■ EXERCISE TASK A:
Print the passage of the Algoma update starting with "The extension with" and going on through "through EAF steelmaking.", word for word.
■ EXERCISE TASK B:
Proceed with the Algoma update, writing on from its final sentence.

■ TEXT PROVIDED:
Significant progress has continued on long term regional power access for Northeast and Eastern Ontario. On October 23, 2023, the Ontario provincial government announced that it has issued an Order-in-Council declaring three regional transmission line projects as priorities, which includes one new line in eastern Ontario and two new lines in northeastern Ontario. These lines are expected to enable economic growth activities including among other things the production of clean steel at Algoma. The Order-in-Council will streamline the Ontario Energy Board's (OEB) regulatory approval process for these lines. The government has also directed the OEB to amend Hydro One Network Inc. (Hydro One)'s transmission license to designate it as the transmitter responsible for the development of the three lines.

Iron Ore Extension

On October 2, 2023, the Company announced a two-year extension of its existing iron ore purchase contract with United States Steel Corporation ("U. S. Steel") (NYSE: X), with an option to further extend for a third year solely at Algoma's discretion. The extended purchase contract is anticipated to cover the expected volumes of iron ore required to complete Algoma's transition from blast furnace to EAF steelmaking.

The extension with U. S. Steel represents another strategic milestone for Algoma as it continues on its transformative journey toward sustainable steel production through EAF steelmaking.

■ DATASET:
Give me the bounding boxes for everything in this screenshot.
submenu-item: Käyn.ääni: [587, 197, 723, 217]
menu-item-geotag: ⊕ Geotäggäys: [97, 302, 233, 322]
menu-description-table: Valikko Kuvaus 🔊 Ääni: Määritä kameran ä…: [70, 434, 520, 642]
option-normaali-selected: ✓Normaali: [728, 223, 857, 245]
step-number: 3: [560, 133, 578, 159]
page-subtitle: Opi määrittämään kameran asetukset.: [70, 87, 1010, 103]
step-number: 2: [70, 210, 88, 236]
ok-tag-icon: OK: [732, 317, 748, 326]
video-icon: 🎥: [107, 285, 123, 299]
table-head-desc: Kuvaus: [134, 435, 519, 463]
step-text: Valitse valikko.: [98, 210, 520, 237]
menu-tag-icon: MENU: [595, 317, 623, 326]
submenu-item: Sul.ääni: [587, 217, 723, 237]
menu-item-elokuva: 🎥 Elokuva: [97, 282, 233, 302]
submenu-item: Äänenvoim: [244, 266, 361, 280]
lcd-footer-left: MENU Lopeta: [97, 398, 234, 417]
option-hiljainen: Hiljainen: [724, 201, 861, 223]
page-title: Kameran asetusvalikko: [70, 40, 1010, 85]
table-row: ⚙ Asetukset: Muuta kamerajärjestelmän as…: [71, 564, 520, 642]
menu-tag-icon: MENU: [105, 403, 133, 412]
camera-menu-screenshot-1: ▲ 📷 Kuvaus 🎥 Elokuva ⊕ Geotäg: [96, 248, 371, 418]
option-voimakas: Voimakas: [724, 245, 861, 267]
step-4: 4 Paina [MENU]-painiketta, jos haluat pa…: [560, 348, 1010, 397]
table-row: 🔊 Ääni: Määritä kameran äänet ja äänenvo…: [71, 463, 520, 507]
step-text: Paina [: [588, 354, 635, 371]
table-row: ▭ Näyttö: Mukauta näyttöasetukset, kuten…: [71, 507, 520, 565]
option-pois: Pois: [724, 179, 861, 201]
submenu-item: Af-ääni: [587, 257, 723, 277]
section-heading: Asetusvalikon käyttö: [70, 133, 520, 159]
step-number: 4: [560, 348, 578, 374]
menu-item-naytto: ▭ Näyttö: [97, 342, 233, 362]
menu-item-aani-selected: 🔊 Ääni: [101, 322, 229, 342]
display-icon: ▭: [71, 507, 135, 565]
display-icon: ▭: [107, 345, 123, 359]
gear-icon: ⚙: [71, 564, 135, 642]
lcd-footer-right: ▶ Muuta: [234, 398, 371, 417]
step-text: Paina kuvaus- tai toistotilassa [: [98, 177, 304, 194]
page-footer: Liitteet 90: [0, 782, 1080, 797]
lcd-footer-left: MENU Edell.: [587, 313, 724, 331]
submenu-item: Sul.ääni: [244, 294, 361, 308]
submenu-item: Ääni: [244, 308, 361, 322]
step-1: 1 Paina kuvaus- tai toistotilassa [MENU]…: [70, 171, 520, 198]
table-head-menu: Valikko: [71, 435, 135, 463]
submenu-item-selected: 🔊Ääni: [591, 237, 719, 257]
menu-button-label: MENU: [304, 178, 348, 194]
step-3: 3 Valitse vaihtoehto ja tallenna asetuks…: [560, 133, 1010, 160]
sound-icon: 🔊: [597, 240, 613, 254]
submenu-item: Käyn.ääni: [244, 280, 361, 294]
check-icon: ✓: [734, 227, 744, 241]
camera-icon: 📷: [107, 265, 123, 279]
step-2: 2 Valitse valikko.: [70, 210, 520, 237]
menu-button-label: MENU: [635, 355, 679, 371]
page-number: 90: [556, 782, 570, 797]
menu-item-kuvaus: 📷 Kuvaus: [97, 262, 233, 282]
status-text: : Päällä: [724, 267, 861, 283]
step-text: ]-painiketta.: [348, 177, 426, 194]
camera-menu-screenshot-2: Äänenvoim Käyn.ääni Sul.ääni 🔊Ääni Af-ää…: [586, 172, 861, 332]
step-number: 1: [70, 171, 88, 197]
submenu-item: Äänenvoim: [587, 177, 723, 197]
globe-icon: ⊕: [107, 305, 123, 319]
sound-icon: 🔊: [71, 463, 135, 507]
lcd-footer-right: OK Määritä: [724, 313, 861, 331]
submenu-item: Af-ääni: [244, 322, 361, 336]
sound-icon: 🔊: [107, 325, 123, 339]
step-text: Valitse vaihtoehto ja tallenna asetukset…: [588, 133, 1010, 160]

■ EXERCISE OUTPUT A:
The extension with U. S. Steel represents another strategic milestone for Algoma as it continues on its transformative journey toward sustainable steel production through EAF steelmaking.

■ EXERCISE OUTPUT B:
Plate Mill Modernization

In 2019, the Company started a plate mill modernization project (the "PMM Project") which is to be completed in two phases and plans to invest a total of approximately C$135 million, which will be partly funded by government loan facilities totalling approximately C$50 million. This strategic initiative will enhance the capacity and quality of the Company's discrete plate product line, which is a differentiated product capability and a key source of competitive advantage. The PMM Project will allow the Company to satisfy higher product quality requirements of its customers with respect to surface and flatness, increase high strength capability with availability of new grades, ensure reliability of plate production with direct ship capability and increase overall plate shipment capacity through debottlenecking and automation.

The modernization process is comprised of two phases: the first being a quality focus and the second phase a productivity focus. The first phase has been completed, and focused on quality, with installation and commissioning upgrades of a new primary slab de-scaler (to improve surface quality), automated surface inspection system (to detect and map surface quality), an in- line hot leveler (to improves flatness), and automation of the 166 inch plate mill (which expands the Company's grade offering).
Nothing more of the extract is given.